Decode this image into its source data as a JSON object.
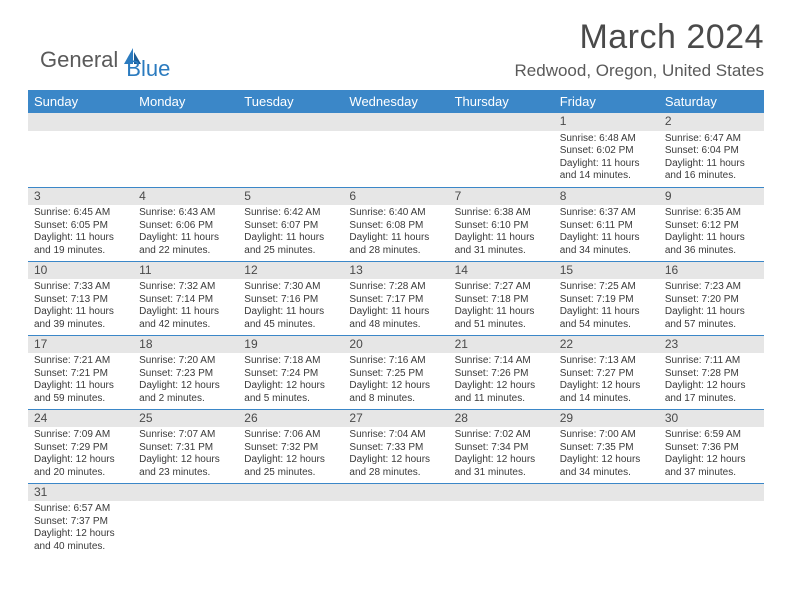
{
  "logo": {
    "part1": "General",
    "part2": "Blue"
  },
  "title": "March 2024",
  "location": "Redwood, Oregon, United States",
  "colors": {
    "header_bg": "#3b87c8",
    "header_text": "#ffffff",
    "daynum_bg": "#e6e6e6",
    "border": "#3b87c8",
    "text": "#3a3a3a",
    "title_text": "#4a4a4a",
    "logo_gray": "#5a5a5a",
    "logo_blue": "#2b7bbf"
  },
  "weekdays": [
    "Sunday",
    "Monday",
    "Tuesday",
    "Wednesday",
    "Thursday",
    "Friday",
    "Saturday"
  ],
  "weeks": [
    [
      null,
      null,
      null,
      null,
      null,
      {
        "n": "1",
        "sr": "6:48 AM",
        "ss": "6:02 PM",
        "dl": "11 hours and 14 minutes."
      },
      {
        "n": "2",
        "sr": "6:47 AM",
        "ss": "6:04 PM",
        "dl": "11 hours and 16 minutes."
      }
    ],
    [
      {
        "n": "3",
        "sr": "6:45 AM",
        "ss": "6:05 PM",
        "dl": "11 hours and 19 minutes."
      },
      {
        "n": "4",
        "sr": "6:43 AM",
        "ss": "6:06 PM",
        "dl": "11 hours and 22 minutes."
      },
      {
        "n": "5",
        "sr": "6:42 AM",
        "ss": "6:07 PM",
        "dl": "11 hours and 25 minutes."
      },
      {
        "n": "6",
        "sr": "6:40 AM",
        "ss": "6:08 PM",
        "dl": "11 hours and 28 minutes."
      },
      {
        "n": "7",
        "sr": "6:38 AM",
        "ss": "6:10 PM",
        "dl": "11 hours and 31 minutes."
      },
      {
        "n": "8",
        "sr": "6:37 AM",
        "ss": "6:11 PM",
        "dl": "11 hours and 34 minutes."
      },
      {
        "n": "9",
        "sr": "6:35 AM",
        "ss": "6:12 PM",
        "dl": "11 hours and 36 minutes."
      }
    ],
    [
      {
        "n": "10",
        "sr": "7:33 AM",
        "ss": "7:13 PM",
        "dl": "11 hours and 39 minutes."
      },
      {
        "n": "11",
        "sr": "7:32 AM",
        "ss": "7:14 PM",
        "dl": "11 hours and 42 minutes."
      },
      {
        "n": "12",
        "sr": "7:30 AM",
        "ss": "7:16 PM",
        "dl": "11 hours and 45 minutes."
      },
      {
        "n": "13",
        "sr": "7:28 AM",
        "ss": "7:17 PM",
        "dl": "11 hours and 48 minutes."
      },
      {
        "n": "14",
        "sr": "7:27 AM",
        "ss": "7:18 PM",
        "dl": "11 hours and 51 minutes."
      },
      {
        "n": "15",
        "sr": "7:25 AM",
        "ss": "7:19 PM",
        "dl": "11 hours and 54 minutes."
      },
      {
        "n": "16",
        "sr": "7:23 AM",
        "ss": "7:20 PM",
        "dl": "11 hours and 57 minutes."
      }
    ],
    [
      {
        "n": "17",
        "sr": "7:21 AM",
        "ss": "7:21 PM",
        "dl": "11 hours and 59 minutes."
      },
      {
        "n": "18",
        "sr": "7:20 AM",
        "ss": "7:23 PM",
        "dl": "12 hours and 2 minutes."
      },
      {
        "n": "19",
        "sr": "7:18 AM",
        "ss": "7:24 PM",
        "dl": "12 hours and 5 minutes."
      },
      {
        "n": "20",
        "sr": "7:16 AM",
        "ss": "7:25 PM",
        "dl": "12 hours and 8 minutes."
      },
      {
        "n": "21",
        "sr": "7:14 AM",
        "ss": "7:26 PM",
        "dl": "12 hours and 11 minutes."
      },
      {
        "n": "22",
        "sr": "7:13 AM",
        "ss": "7:27 PM",
        "dl": "12 hours and 14 minutes."
      },
      {
        "n": "23",
        "sr": "7:11 AM",
        "ss": "7:28 PM",
        "dl": "12 hours and 17 minutes."
      }
    ],
    [
      {
        "n": "24",
        "sr": "7:09 AM",
        "ss": "7:29 PM",
        "dl": "12 hours and 20 minutes."
      },
      {
        "n": "25",
        "sr": "7:07 AM",
        "ss": "7:31 PM",
        "dl": "12 hours and 23 minutes."
      },
      {
        "n": "26",
        "sr": "7:06 AM",
        "ss": "7:32 PM",
        "dl": "12 hours and 25 minutes."
      },
      {
        "n": "27",
        "sr": "7:04 AM",
        "ss": "7:33 PM",
        "dl": "12 hours and 28 minutes."
      },
      {
        "n": "28",
        "sr": "7:02 AM",
        "ss": "7:34 PM",
        "dl": "12 hours and 31 minutes."
      },
      {
        "n": "29",
        "sr": "7:00 AM",
        "ss": "7:35 PM",
        "dl": "12 hours and 34 minutes."
      },
      {
        "n": "30",
        "sr": "6:59 AM",
        "ss": "7:36 PM",
        "dl": "12 hours and 37 minutes."
      }
    ],
    [
      {
        "n": "31",
        "sr": "6:57 AM",
        "ss": "7:37 PM",
        "dl": "12 hours and 40 minutes."
      },
      null,
      null,
      null,
      null,
      null,
      null
    ]
  ],
  "labels": {
    "sunrise": "Sunrise:",
    "sunset": "Sunset:",
    "daylight": "Daylight:"
  }
}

------------------------

● Written problem
Omit the pictures and give the material again, exactly and in full.

● Solution for this task
Decode this image into its source data as a JSON object.
{
  "logo": {
    "part1": "General",
    "part2": "Blue"
  },
  "title": "March 2024",
  "location": "Redwood, Oregon, United States",
  "colors": {
    "header_bg": "#3b87c8",
    "header_text": "#ffffff",
    "daynum_bg": "#e6e6e6",
    "border": "#3b87c8",
    "text": "#3a3a3a",
    "title_text": "#4a4a4a",
    "logo_gray": "#5a5a5a",
    "logo_blue": "#2b7bbf"
  },
  "weekdays": [
    "Sunday",
    "Monday",
    "Tuesday",
    "Wednesday",
    "Thursday",
    "Friday",
    "Saturday"
  ],
  "weeks": [
    [
      null,
      null,
      null,
      null,
      null,
      {
        "n": "1",
        "sr": "6:48 AM",
        "ss": "6:02 PM",
        "dl": "11 hours and 14 minutes."
      },
      {
        "n": "2",
        "sr": "6:47 AM",
        "ss": "6:04 PM",
        "dl": "11 hours and 16 minutes."
      }
    ],
    [
      {
        "n": "3",
        "sr": "6:45 AM",
        "ss": "6:05 PM",
        "dl": "11 hours and 19 minutes."
      },
      {
        "n": "4",
        "sr": "6:43 AM",
        "ss": "6:06 PM",
        "dl": "11 hours and 22 minutes."
      },
      {
        "n": "5",
        "sr": "6:42 AM",
        "ss": "6:07 PM",
        "dl": "11 hours and 25 minutes."
      },
      {
        "n": "6",
        "sr": "6:40 AM",
        "ss": "6:08 PM",
        "dl": "11 hours and 28 minutes."
      },
      {
        "n": "7",
        "sr": "6:38 AM",
        "ss": "6:10 PM",
        "dl": "11 hours and 31 minutes."
      },
      {
        "n": "8",
        "sr": "6:37 AM",
        "ss": "6:11 PM",
        "dl": "11 hours and 34 minutes."
      },
      {
        "n": "9",
        "sr": "6:35 AM",
        "ss": "6:12 PM",
        "dl": "11 hours and 36 minutes."
      }
    ],
    [
      {
        "n": "10",
        "sr": "7:33 AM",
        "ss": "7:13 PM",
        "dl": "11 hours and 39 minutes."
      },
      {
        "n": "11",
        "sr": "7:32 AM",
        "ss": "7:14 PM",
        "dl": "11 hours and 42 minutes."
      },
      {
        "n": "12",
        "sr": "7:30 AM",
        "ss": "7:16 PM",
        "dl": "11 hours and 45 minutes."
      },
      {
        "n": "13",
        "sr": "7:28 AM",
        "ss": "7:17 PM",
        "dl": "11 hours and 48 minutes."
      },
      {
        "n": "14",
        "sr": "7:27 AM",
        "ss": "7:18 PM",
        "dl": "11 hours and 51 minutes."
      },
      {
        "n": "15",
        "sr": "7:25 AM",
        "ss": "7:19 PM",
        "dl": "11 hours and 54 minutes."
      },
      {
        "n": "16",
        "sr": "7:23 AM",
        "ss": "7:20 PM",
        "dl": "11 hours and 57 minutes."
      }
    ],
    [
      {
        "n": "17",
        "sr": "7:21 AM",
        "ss": "7:21 PM",
        "dl": "11 hours and 59 minutes."
      },
      {
        "n": "18",
        "sr": "7:20 AM",
        "ss": "7:23 PM",
        "dl": "12 hours and 2 minutes."
      },
      {
        "n": "19",
        "sr": "7:18 AM",
        "ss": "7:24 PM",
        "dl": "12 hours and 5 minutes."
      },
      {
        "n": "20",
        "sr": "7:16 AM",
        "ss": "7:25 PM",
        "dl": "12 hours and 8 minutes."
      },
      {
        "n": "21",
        "sr": "7:14 AM",
        "ss": "7:26 PM",
        "dl": "12 hours and 11 minutes."
      },
      {
        "n": "22",
        "sr": "7:13 AM",
        "ss": "7:27 PM",
        "dl": "12 hours and 14 minutes."
      },
      {
        "n": "23",
        "sr": "7:11 AM",
        "ss": "7:28 PM",
        "dl": "12 hours and 17 minutes."
      }
    ],
    [
      {
        "n": "24",
        "sr": "7:09 AM",
        "ss": "7:29 PM",
        "dl": "12 hours and 20 minutes."
      },
      {
        "n": "25",
        "sr": "7:07 AM",
        "ss": "7:31 PM",
        "dl": "12 hours and 23 minutes."
      },
      {
        "n": "26",
        "sr": "7:06 AM",
        "ss": "7:32 PM",
        "dl": "12 hours and 25 minutes."
      },
      {
        "n": "27",
        "sr": "7:04 AM",
        "ss": "7:33 PM",
        "dl": "12 hours and 28 minutes."
      },
      {
        "n": "28",
        "sr": "7:02 AM",
        "ss": "7:34 PM",
        "dl": "12 hours and 31 minutes."
      },
      {
        "n": "29",
        "sr": "7:00 AM",
        "ss": "7:35 PM",
        "dl": "12 hours and 34 minutes."
      },
      {
        "n": "30",
        "sr": "6:59 AM",
        "ss": "7:36 PM",
        "dl": "12 hours and 37 minutes."
      }
    ],
    [
      {
        "n": "31",
        "sr": "6:57 AM",
        "ss": "7:37 PM",
        "dl": "12 hours and 40 minutes."
      },
      null,
      null,
      null,
      null,
      null,
      null
    ]
  ],
  "labels": {
    "sunrise": "Sunrise:",
    "sunset": "Sunset:",
    "daylight": "Daylight:"
  }
}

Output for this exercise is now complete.